Exercise objective →
Without altering anything, repeat each of the records.
>> Begin Data rows
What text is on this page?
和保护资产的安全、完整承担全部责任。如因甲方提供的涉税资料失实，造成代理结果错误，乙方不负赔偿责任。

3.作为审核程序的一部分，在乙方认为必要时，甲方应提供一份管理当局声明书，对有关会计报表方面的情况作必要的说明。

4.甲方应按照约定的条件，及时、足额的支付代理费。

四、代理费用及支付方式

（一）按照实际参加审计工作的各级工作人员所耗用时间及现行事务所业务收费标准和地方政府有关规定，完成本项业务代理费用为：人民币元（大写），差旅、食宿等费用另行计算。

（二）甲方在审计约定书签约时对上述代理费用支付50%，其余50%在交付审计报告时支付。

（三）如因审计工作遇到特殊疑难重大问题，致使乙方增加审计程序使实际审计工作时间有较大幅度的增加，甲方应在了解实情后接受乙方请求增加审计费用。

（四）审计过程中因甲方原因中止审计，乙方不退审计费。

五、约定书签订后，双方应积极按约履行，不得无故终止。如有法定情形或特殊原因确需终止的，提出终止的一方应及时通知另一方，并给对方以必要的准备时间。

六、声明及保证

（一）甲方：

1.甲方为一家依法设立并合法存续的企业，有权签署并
>> End Data rows
Full response →
What text is on this page?
和保护资产的安全、完整承担全部责任。如因甲方提供的涉税资料失实，造成代理结果错误，乙方不负赔偿责任。

3.作为审核程序的一部分，在乙方认为必要时，甲方应提供一份管理当局声明书，对有关会计报表方面的情况作必要的说明。

4.甲方应按照约定的条件，及时、足额的支付代理费。

四、代理费用及支付方式

（一）按照实际参加审计工作的各级工作人员所耗用时间及现行事务所业务收费标准和地方政府有关规定，完成本项业务代理费用为：人民币元（大写），差旅、食宿等费用另行计算。

（二）甲方在审计约定书签约时对上述代理费用支付50%，其余50%在交付审计报告时支付。

（三）如因审计工作遇到特殊疑难重大问题，致使乙方增加审计程序使实际审计工作时间有较大幅度的增加，甲方应在了解实情后接受乙方请求增加审计费用。

（四）审计过程中因甲方原因中止审计，乙方不退审计费。

五、约定书签订后，双方应积极按约履行，不得无故终止。如有法定情形或特殊原因确需终止的，提出终止的一方应及时通知另一方，并给对方以必要的准备时间。

六、声明及保证

（一）甲方：

1.甲方为一家依法设立并合法存续的企业，有权签署并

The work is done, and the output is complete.